● **TASK INPUTS**

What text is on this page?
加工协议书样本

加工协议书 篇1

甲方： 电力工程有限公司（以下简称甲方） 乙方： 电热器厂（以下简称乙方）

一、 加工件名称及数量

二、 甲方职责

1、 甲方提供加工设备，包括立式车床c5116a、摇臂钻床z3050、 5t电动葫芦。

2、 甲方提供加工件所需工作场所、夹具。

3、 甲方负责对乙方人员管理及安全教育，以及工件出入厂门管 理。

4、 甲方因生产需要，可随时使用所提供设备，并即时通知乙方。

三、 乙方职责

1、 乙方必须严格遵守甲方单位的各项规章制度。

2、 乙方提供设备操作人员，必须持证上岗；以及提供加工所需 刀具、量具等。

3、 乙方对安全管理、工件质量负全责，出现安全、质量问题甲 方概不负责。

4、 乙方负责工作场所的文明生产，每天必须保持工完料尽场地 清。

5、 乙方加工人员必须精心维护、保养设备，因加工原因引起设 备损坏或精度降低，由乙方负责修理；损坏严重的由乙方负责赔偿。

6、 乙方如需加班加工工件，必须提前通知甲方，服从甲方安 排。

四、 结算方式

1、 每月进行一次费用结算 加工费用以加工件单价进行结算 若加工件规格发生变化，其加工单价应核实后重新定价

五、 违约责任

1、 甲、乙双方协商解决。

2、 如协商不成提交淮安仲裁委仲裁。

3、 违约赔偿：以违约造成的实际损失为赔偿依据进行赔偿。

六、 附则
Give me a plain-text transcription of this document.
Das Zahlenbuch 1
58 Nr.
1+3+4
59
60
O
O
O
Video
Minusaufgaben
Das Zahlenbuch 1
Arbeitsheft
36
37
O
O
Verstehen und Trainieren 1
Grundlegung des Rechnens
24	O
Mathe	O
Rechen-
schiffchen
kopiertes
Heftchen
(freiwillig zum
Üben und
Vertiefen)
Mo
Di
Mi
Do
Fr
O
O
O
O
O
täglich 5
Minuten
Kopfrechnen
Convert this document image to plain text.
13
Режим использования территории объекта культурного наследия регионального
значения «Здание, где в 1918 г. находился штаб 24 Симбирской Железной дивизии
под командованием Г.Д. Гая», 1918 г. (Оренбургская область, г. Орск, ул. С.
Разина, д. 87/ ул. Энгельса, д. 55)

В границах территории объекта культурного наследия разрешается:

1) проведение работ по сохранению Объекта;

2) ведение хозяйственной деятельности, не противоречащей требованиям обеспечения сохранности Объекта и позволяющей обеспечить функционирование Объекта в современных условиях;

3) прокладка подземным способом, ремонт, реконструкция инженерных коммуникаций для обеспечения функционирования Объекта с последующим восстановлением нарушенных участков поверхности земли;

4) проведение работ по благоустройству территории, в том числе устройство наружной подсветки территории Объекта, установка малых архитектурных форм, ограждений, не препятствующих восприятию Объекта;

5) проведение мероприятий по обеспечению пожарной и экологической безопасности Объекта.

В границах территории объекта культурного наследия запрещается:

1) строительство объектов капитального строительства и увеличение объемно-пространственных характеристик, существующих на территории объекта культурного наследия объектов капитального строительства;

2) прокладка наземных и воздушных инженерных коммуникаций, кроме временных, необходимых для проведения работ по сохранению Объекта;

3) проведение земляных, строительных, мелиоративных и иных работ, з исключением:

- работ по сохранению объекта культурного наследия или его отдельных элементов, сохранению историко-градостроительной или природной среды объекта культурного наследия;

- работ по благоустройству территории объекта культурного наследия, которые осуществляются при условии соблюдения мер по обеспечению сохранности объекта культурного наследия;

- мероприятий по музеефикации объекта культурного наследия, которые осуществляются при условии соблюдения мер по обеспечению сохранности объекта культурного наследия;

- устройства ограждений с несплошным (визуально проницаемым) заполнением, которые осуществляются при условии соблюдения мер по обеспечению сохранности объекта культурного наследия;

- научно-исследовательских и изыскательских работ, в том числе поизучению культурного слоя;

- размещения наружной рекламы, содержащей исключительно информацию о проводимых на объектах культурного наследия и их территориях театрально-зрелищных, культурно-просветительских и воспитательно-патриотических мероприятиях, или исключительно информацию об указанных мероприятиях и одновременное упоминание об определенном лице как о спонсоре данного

● **REQUEST**
Retype the material in full. Each word must match.

● **TASK RESULT**
What text is on this page?
加工协议书样本

加工协议书 篇1

甲方： 电力工程有限公司（以下简称甲方） 乙方： 电热器厂（以下简称乙方）

一、 加工件名称及数量

二、 甲方职责

1、 甲方提供加工设备，包括立式车床c5116a、摇臂钻床z3050、 5t电动葫芦。

2、 甲方提供加工件所需工作场所、夹具。

3、 甲方负责对乙方人员管理及安全教育，以及工件出入厂门管 理。

4、 甲方因生产需要，可随时使用所提供设备，并即时通知乙方。

三、 乙方职责

1、 乙方必须严格遵守甲方单位的各项规章制度。

2、 乙方提供设备操作人员，必须持证上岗；以及提供加工所需 刀具、量具等。

3、 乙方对安全管理、工件质量负全责，出现安全、质量问题甲 方概不负责。

4、 乙方负责工作场所的文明生产，每天必须保持工完料尽场地 清。

5、 乙方加工人员必须精心维护、保养设备，因加工原因引起设 备损坏或精度降低，由乙方负责修理；损坏严重的由乙方负责赔偿。

6、 乙方如需加班加工工件，必须提前通知甲方，服从甲方安 排。

四、 结算方式

1、 每月进行一次费用结算 加工费用以加工件单价进行结算 若加工件规格发生变化，其加工单价应核实后重新定价

五、 违约责任

1、 甲、乙双方协商解决。

2、 如协商不成提交淮安仲裁委仲裁。

3、 违约赔偿：以违约造成的实际损失为赔偿依据进行赔偿。

六、 附则
Give me a plain-text transcription of this document.
Das Zahlenbuch 1
58 Nr.
1+3+4
59
60
O
O
O
Video
Minusaufgaben
Das Zahlenbuch 1
Arbeitsheft
36
37
O
O
Verstehen und Trainieren 1
Grundlegung des Rechnens
24	O
Mathe	O
Rechen-
schiffchen
kopiertes
Heftchen
(freiwillig zum
Üben und
Vertiefen)
Mo
Di
Mi
Do
Fr
O
O
O
O
O
täglich 5
Minuten
Kopfrechnen
Convert this document image to plain text.
13
Режим использования территории объекта культурного наследия регионального
значения «Здание, где в 1918 г. находился штаб 24 Симбирской Железной дивизии
под командованием Г.Д. Гая», 1918 г. (Оренбургская область, г. Орск, ул. С.
Разина, д. 87/ ул. Энгельса, д. 55)

В границах территории объекта культурного наследия разрешается:

1) проведение работ по сохранению Объекта;

2) ведение хозяйственной деятельности, не противоречащей требованиям обеспечения сохранности Объекта и позволяющей обеспечить функционирование Объекта в современных условиях;

3) прокладка подземным способом, ремонт, реконструкция инженерных коммуникаций для обеспечения функционирования Объекта с последующим восстановлением нарушенных участков поверхности земли;

4) проведение работ по благоустройству территории, в том числе устройство наружной подсветки территории Объекта, установка малых архитектурных форм, ограждений, не препятствующих восприятию Объекта;

5) проведение мероприятий по обеспечению пожарной и экологической безопасности Объекта.

В границах территории объекта культурного наследия запрещается:

1) строительство объектов капитального строительства и увеличение объемно-пространственных характеристик, существующих на территории объекта культурного наследия объектов капитального строительства;

2) прокладка наземных и воздушных инженерных коммуникаций, кроме временных, необходимых для проведения работ по сохранению Объекта;

3) проведение земляных, строительных, мелиоративных и иных работ, з исключением:

- работ по сохранению объекта культурного наследия или его отдельных элементов, сохранению историко-градостроительной или природной среды объекта культурного наследия;

- работ по благоустройству территории объекта культурного наследия, которые осуществляются при условии соблюдения мер по обеспечению сохранности объекта культурного наследия;

- мероприятий по музеефикации объекта культурного наследия, которые осуществляются при условии соблюдения мер по обеспечению сохранности объекта культурного наследия;

- устройства ограждений с несплошным (визуально проницаемым) заполнением, которые осуществляются при условии соблюдения мер по обеспечению сохранности объекта культурного наследия;

- научно-исследовательских и изыскательских работ, в том числе поизучению культурного слоя;

- размещения наружной рекламы, содержащей исключительно информацию о проводимых на объектах культурного наследия и их территориях театрально-зрелищных, культурно-просветительских и воспитательно-патриотических мероприятиях, или исключительно информацию об указанных мероприятиях и одновременное упоминание об определенном лице как о спонсоре данного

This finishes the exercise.